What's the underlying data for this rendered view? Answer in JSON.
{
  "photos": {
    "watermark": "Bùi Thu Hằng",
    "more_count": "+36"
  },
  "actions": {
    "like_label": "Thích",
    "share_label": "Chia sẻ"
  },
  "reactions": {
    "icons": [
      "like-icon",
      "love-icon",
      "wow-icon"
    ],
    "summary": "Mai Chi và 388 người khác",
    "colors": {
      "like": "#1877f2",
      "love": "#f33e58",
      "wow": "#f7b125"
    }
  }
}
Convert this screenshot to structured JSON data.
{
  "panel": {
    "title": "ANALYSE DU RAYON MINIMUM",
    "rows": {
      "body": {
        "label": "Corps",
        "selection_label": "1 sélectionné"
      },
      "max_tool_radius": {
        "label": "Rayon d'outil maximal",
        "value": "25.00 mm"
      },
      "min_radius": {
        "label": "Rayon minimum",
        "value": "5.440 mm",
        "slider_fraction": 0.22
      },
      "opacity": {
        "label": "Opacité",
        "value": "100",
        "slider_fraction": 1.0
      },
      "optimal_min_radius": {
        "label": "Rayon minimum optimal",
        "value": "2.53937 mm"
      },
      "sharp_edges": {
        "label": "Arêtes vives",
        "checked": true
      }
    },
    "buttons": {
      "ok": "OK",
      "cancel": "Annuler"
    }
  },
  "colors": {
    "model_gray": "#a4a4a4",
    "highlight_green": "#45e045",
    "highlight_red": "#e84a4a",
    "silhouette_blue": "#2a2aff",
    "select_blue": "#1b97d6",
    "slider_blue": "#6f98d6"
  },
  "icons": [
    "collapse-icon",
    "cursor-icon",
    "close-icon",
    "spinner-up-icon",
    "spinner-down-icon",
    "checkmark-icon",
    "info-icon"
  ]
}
______________________________
● **Your instructions**
Each line of the listing should be copied exactly.

● **The completed task**
What's the underlying data for this rendered view? Answer in JSON.
{
  "photos": {
    "watermark": "Bùi Thu Hằng",
    "more_count": "+36"
  },
  "actions": {
    "like_label": "Thích",
    "share_label": "Chia sẻ"
  },
  "reactions": {
    "icons": [
      "like-icon",
      "love-icon",
      "wow-icon"
    ],
    "summary": "Mai Chi và 388 người khác",
    "colors": {
      "like": "#1877f2",
      "love": "#f33e58",
      "wow": "#f7b125"
    }
  }
}
Convert this screenshot to structured JSON data.
{
  "panel": {
    "title": "ANALYSE DU RAYON MINIMUM",
    "rows": {
      "body": {
        "label": "Corps",
        "selection_label": "1 sélectionné"
      },
      "max_tool_radius": {
        "label": "Rayon d'outil maximal",
        "value": "25.00 mm"
      },
      "min_radius": {
        "label": "Rayon minimum",
        "value": "5.440 mm",
        "slider_fraction": 0.22
      },
      "opacity": {
        "label": "Opacité",
        "value": "100",
        "slider_fraction": 1.0
      },
      "optimal_min_radius": {
        "label": "Rayon minimum optimal",
        "value": "2.53937 mm"
      },
      "sharp_edges": {
        "label": "Arêtes vives",
        "checked": true
      }
    },
    "buttons": {
      "ok": "OK",
      "cancel": "Annuler"
    }
  },
  "colors": {
    "model_gray": "#a4a4a4",
    "highlight_green": "#45e045",
    "highlight_red": "#e84a4a",
    "silhouette_blue": "#2a2aff",
    "select_blue": "#1b97d6",
    "slider_blue": "#6f98d6"
  },
  "icons": [
    "collapse-icon",
    "cursor-icon",
    "close-icon",
    "spinner-up-icon",
    "spinner-down-icon",
    "checkmark-icon",
    "info-icon"
  ]
}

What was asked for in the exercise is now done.